WHAT YOU SHOULD DO:
Copy out the whole listing exactly as written, leaving the pictures behind.

EXCERPTED DATA:
===
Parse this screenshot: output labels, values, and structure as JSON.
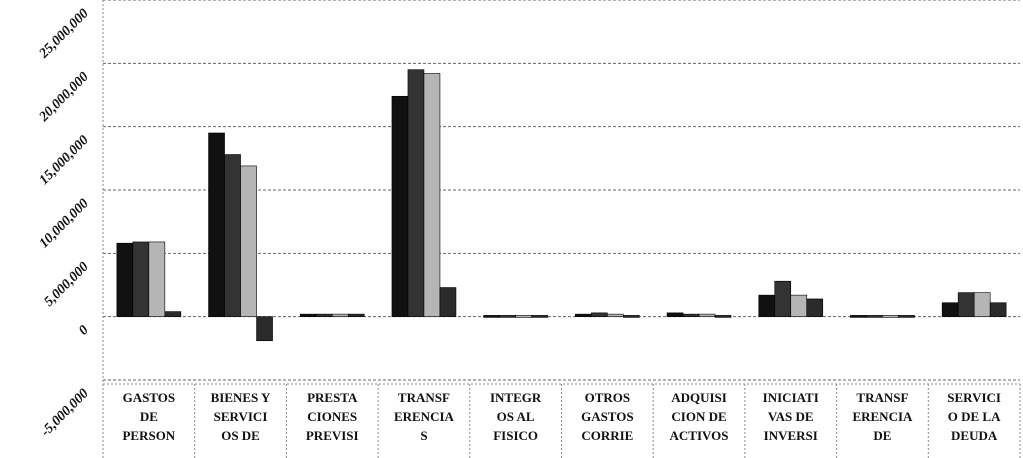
{
  "chart_data": {
    "type": "bar",
    "categories": [
      "GASTOS\nDE\nPERSON",
      "BIENES Y\nSERVICI\nOS DE",
      "PRESTA\nCIONES\nPREVISI",
      "TRANSF\nERENCIA\nS",
      "INTEGR\nOS AL\nFISICO",
      "OTROS\nGASTOS\nCORRIE",
      "ADQUISI\nCION DE\nACTIVOS",
      "INICIATI\nVAS DE\nINVERSI",
      "TRANSF\nERENCIA\nDE",
      "SERVICI\nO DE LA\nDEUDA"
    ],
    "series": [
      {
        "color": "#111111",
        "values": [
          5800000,
          14500000,
          200000,
          17400000,
          100000,
          200000,
          300000,
          1700000,
          100000,
          1100000
        ]
      },
      {
        "color": "#333333",
        "values": [
          5900000,
          12800000,
          200000,
          19500000,
          100000,
          300000,
          200000,
          2800000,
          100000,
          1900000
        ]
      },
      {
        "color": "#b5b5b5",
        "values": [
          5900000,
          11900000,
          200000,
          19200000,
          100000,
          200000,
          200000,
          1700000,
          100000,
          1900000
        ]
      },
      {
        "color": "#2a2a2a",
        "values": [
          400000,
          -1900000,
          200000,
          2300000,
          100000,
          100000,
          100000,
          1400000,
          100000,
          1100000
        ]
      }
    ],
    "ylim": [
      -5000000,
      25000000
    ],
    "yticks": [
      {
        "value": -5000000,
        "label": "-5,000,000"
      },
      0,
      {
        "value": 5000000,
        "label": "5,000,000"
      },
      {
        "value": 10000000,
        "label": "10,000,000"
      },
      {
        "value": 15000000,
        "label": "15,000,000"
      },
      {
        "value": 20000000,
        "label": "20,000,000"
      },
      {
        "value": 25000000,
        "label": "25,000,000"
      }
    ],
    "grid": true
  }
}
===
EXERCISE ANSWER:
Parse this screenshot: output labels, values, and structure as JSON.
{
  "chart_data": {
    "type": "bar",
    "categories": [
      "GASTOS\nDE\nPERSON",
      "BIENES Y\nSERVICI\nOS DE",
      "PRESTA\nCIONES\nPREVISI",
      "TRANSF\nERENCIA\nS",
      "INTEGR\nOS AL\nFISICO",
      "OTROS\nGASTOS\nCORRIE",
      "ADQUISI\nCION DE\nACTIVOS",
      "INICIATI\nVAS DE\nINVERSI",
      "TRANSF\nERENCIA\nDE",
      "SERVICI\nO DE LA\nDEUDA"
    ],
    "series": [
      {
        "color": "#111111",
        "values": [
          5800000,
          14500000,
          200000,
          17400000,
          100000,
          200000,
          300000,
          1700000,
          100000,
          1100000
        ]
      },
      {
        "color": "#333333",
        "values": [
          5900000,
          12800000,
          200000,
          19500000,
          100000,
          300000,
          200000,
          2800000,
          100000,
          1900000
        ]
      },
      {
        "color": "#b5b5b5",
        "values": [
          5900000,
          11900000,
          200000,
          19200000,
          100000,
          200000,
          200000,
          1700000,
          100000,
          1900000
        ]
      },
      {
        "color": "#2a2a2a",
        "values": [
          400000,
          -1900000,
          200000,
          2300000,
          100000,
          100000,
          100000,
          1400000,
          100000,
          1100000
        ]
      }
    ],
    "ylim": [
      -5000000,
      25000000
    ],
    "yticks": [
      {
        "value": -5000000,
        "label": "-5,000,000"
      },
      0,
      {
        "value": 5000000,
        "label": "5,000,000"
      },
      {
        "value": 10000000,
        "label": "10,000,000"
      },
      {
        "value": 15000000,
        "label": "15,000,000"
      },
      {
        "value": 20000000,
        "label": "20,000,000"
      },
      {
        "value": 25000000,
        "label": "25,000,000"
      }
    ],
    "grid": true
  }
}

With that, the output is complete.